__WORK TO COMPLETE__
Every entry should be repeated exactly. Omit the pictures.

-- Start of TASK DATA --

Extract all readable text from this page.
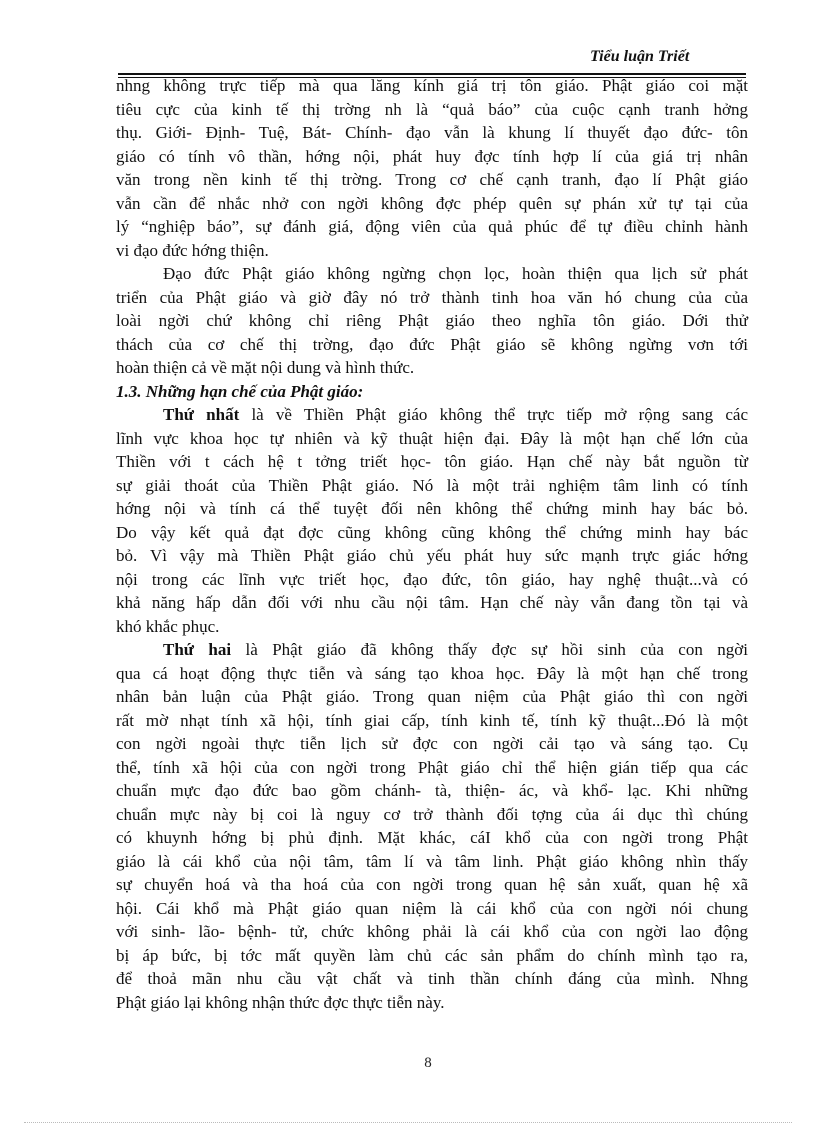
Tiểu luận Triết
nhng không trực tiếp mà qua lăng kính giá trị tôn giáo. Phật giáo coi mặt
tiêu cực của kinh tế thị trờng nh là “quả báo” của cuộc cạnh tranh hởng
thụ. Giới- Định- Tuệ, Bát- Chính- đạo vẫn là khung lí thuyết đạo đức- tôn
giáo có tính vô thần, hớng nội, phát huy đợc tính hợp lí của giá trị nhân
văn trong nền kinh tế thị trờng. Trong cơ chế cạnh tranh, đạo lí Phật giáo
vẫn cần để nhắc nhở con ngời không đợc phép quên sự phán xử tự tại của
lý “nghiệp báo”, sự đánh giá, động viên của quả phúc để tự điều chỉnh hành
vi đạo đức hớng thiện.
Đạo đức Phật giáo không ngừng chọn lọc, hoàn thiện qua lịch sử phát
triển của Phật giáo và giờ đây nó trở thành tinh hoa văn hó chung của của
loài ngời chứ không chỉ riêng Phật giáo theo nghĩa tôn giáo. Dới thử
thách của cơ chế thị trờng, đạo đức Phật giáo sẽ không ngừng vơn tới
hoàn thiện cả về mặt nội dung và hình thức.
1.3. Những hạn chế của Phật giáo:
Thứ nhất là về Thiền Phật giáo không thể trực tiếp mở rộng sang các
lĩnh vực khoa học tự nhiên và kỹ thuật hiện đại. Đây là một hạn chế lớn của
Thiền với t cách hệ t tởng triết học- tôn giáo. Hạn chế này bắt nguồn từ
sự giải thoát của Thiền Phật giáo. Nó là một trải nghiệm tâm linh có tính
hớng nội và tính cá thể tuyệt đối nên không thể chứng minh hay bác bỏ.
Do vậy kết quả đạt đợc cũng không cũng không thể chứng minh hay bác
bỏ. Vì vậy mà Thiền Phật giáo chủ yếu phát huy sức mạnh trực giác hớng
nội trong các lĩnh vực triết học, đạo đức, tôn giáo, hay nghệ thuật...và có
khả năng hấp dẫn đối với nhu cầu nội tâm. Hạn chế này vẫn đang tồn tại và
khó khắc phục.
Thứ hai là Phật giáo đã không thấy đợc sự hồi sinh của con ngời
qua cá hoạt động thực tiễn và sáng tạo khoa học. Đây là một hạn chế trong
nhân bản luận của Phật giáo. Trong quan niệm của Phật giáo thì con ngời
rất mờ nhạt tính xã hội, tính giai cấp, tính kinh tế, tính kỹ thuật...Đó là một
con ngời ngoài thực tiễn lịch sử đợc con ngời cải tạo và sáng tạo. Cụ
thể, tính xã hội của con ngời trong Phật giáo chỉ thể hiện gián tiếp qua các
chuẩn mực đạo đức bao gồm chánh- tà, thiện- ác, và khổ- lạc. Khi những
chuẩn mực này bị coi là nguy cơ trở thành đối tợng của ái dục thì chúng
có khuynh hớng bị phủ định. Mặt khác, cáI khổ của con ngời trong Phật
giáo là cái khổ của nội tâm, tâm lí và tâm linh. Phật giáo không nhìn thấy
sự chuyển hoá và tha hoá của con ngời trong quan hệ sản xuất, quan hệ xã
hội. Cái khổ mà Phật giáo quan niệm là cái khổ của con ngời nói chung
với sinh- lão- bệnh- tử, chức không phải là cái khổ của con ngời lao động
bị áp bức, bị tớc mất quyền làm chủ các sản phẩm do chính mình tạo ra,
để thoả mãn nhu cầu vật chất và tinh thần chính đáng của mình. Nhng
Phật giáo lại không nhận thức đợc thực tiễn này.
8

-- End of TASK DATA --

__EXERCISE RESULT__
Extract all readable text from this page.
Tiểu luận Triết
nhng không trực tiếp mà qua lăng kính giá trị tôn giáo. Phật giáo coi mặt
tiêu cực của kinh tế thị trờng nh là “quả báo” của cuộc cạnh tranh hởng
thụ. Giới- Định- Tuệ, Bát- Chính- đạo vẫn là khung lí thuyết đạo đức- tôn
giáo có tính vô thần, hớng nội, phát huy đợc tính hợp lí của giá trị nhân
văn trong nền kinh tế thị trờng. Trong cơ chế cạnh tranh, đạo lí Phật giáo
vẫn cần để nhắc nhở con ngời không đợc phép quên sự phán xử tự tại của
lý “nghiệp báo”, sự đánh giá, động viên của quả phúc để tự điều chỉnh hành
vi đạo đức hớng thiện.
Đạo đức Phật giáo không ngừng chọn lọc, hoàn thiện qua lịch sử phát
triển của Phật giáo và giờ đây nó trở thành tinh hoa văn hó chung của của
loài ngời chứ không chỉ riêng Phật giáo theo nghĩa tôn giáo. Dới thử
thách của cơ chế thị trờng, đạo đức Phật giáo sẽ không ngừng vơn tới
hoàn thiện cả về mặt nội dung và hình thức.
1.3. Những hạn chế của Phật giáo:
Thứ nhất là về Thiền Phật giáo không thể trực tiếp mở rộng sang các
lĩnh vực khoa học tự nhiên và kỹ thuật hiện đại. Đây là một hạn chế lớn của
Thiền với t cách hệ t tởng triết học- tôn giáo. Hạn chế này bắt nguồn từ
sự giải thoát của Thiền Phật giáo. Nó là một trải nghiệm tâm linh có tính
hớng nội và tính cá thể tuyệt đối nên không thể chứng minh hay bác bỏ.
Do vậy kết quả đạt đợc cũng không cũng không thể chứng minh hay bác
bỏ. Vì vậy mà Thiền Phật giáo chủ yếu phát huy sức mạnh trực giác hớng
nội trong các lĩnh vực triết học, đạo đức, tôn giáo, hay nghệ thuật...và có
khả năng hấp dẫn đối với nhu cầu nội tâm. Hạn chế này vẫn đang tồn tại và
khó khắc phục.
Thứ hai là Phật giáo đã không thấy đợc sự hồi sinh của con ngời
qua cá hoạt động thực tiễn và sáng tạo khoa học. Đây là một hạn chế trong
nhân bản luận của Phật giáo. Trong quan niệm của Phật giáo thì con ngời
rất mờ nhạt tính xã hội, tính giai cấp, tính kinh tế, tính kỹ thuật...Đó là một
con ngời ngoài thực tiễn lịch sử đợc con ngời cải tạo và sáng tạo. Cụ
thể, tính xã hội của con ngời trong Phật giáo chỉ thể hiện gián tiếp qua các
chuẩn mực đạo đức bao gồm chánh- tà, thiện- ác, và khổ- lạc. Khi những
chuẩn mực này bị coi là nguy cơ trở thành đối tợng của ái dục thì chúng
có khuynh hớng bị phủ định. Mặt khác, cáI khổ của con ngời trong Phật
giáo là cái khổ của nội tâm, tâm lí và tâm linh. Phật giáo không nhìn thấy
sự chuyển hoá và tha hoá của con ngời trong quan hệ sản xuất, quan hệ xã
hội. Cái khổ mà Phật giáo quan niệm là cái khổ của con ngời nói chung
với sinh- lão- bệnh- tử, chức không phải là cái khổ của con ngời lao động
bị áp bức, bị tớc mất quyền làm chủ các sản phẩm do chính mình tạo ra,
để thoả mãn nhu cầu vật chất và tinh thần chính đáng của mình. Nhng
Phật giáo lại không nhận thức đợc thực tiễn này.
8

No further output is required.